**Your goal:** Search the listing below for the string "名工人生产螺母" and show each line that contains it.
=== The input ===
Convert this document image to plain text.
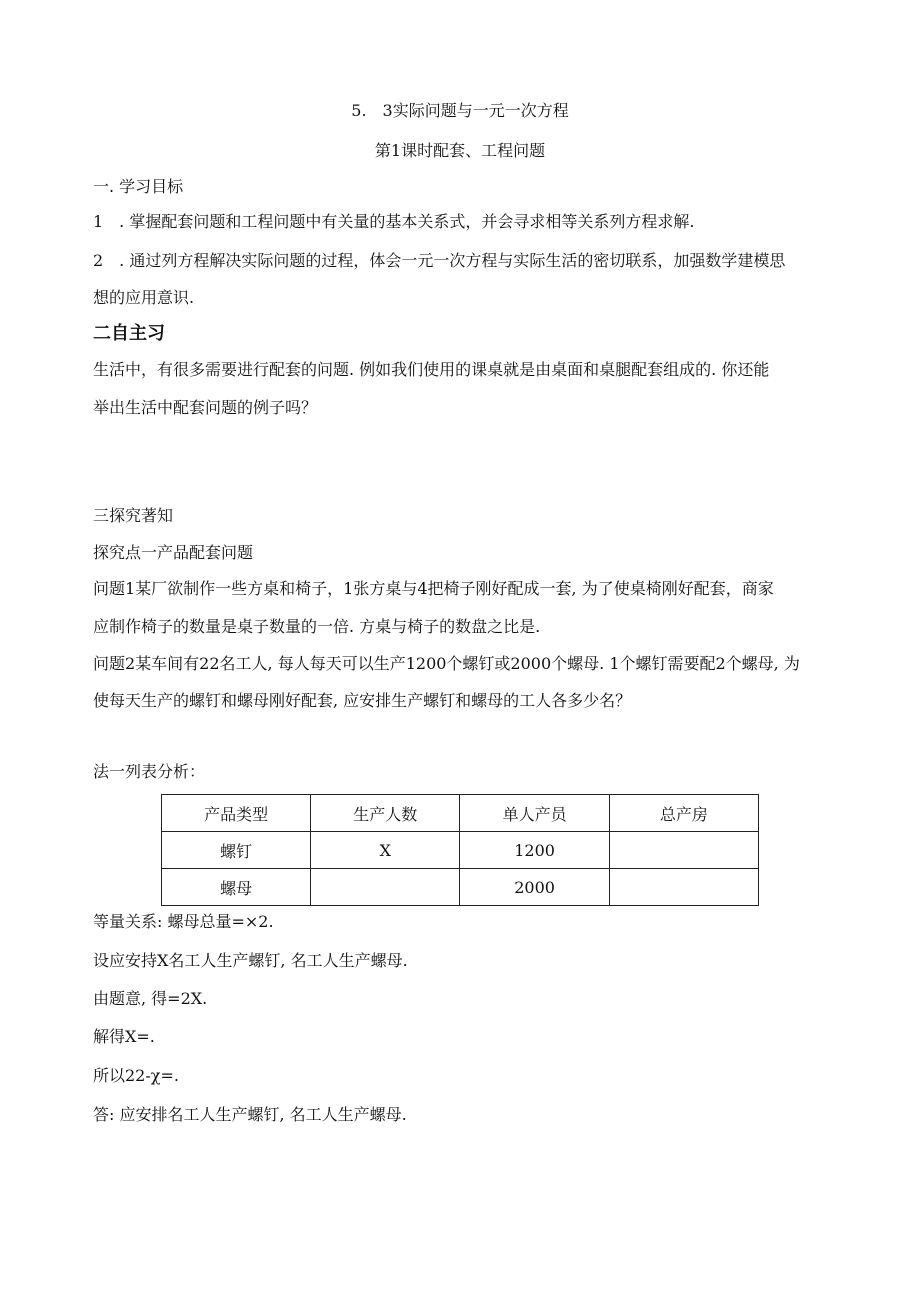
5.　3实际问题与一元一次方程
第1课时配套、工程问题
一. 学习目标
1　. 掌握配套问题和工程问题中有关量的基本关系式，并会寻求相等关系列方程求解.
2　. 通过列方程解决实际问题的过程，体会一元一次方程与实际生活的密切联系，加强数学建模思
想的应用意识.
二自主习
生活中，有很多需要进行配套的问题. 例如我们使用的课桌就是由桌面和桌腿配套组成的. 你还能
举出生活中配套问题的例子吗？
三探究著知
探究点一产品配套问题
问题1某厂欲制作一些方桌和椅子，1张方桌与4把椅子刚好配成一套, 为了使桌椅刚好配套，商家
应制作椅子的数量是桌子数量的一倍. 方桌与椅子的数盘之比是.
问题2某车间有22名工人, 每人每天可以生产1200个螺钉或2000个螺母. 1个螺钉需要配2个螺母, 为
使每天生产的螺钉和螺母刚好配套, 应安排生产螺钉和螺母的工人各多少名？
法一列表分析：
产品类型	生产人数	单人产员	总产房
螺钉	X	1200	
螺母		2000	
等量关系: 螺母总量=×2.
设应安持X名工人生产螺钉, 名工人生产螺母.
由题意, 得=2X.
解得X=.
所以22-χ=.
答: 应安排名工人生产螺钉, 名工人生产螺母.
===
**Written response:**
设应安持X名工人生产螺钉, 名工人生产螺母.
答: 应安排名工人生产螺钉, 名工人生产螺母.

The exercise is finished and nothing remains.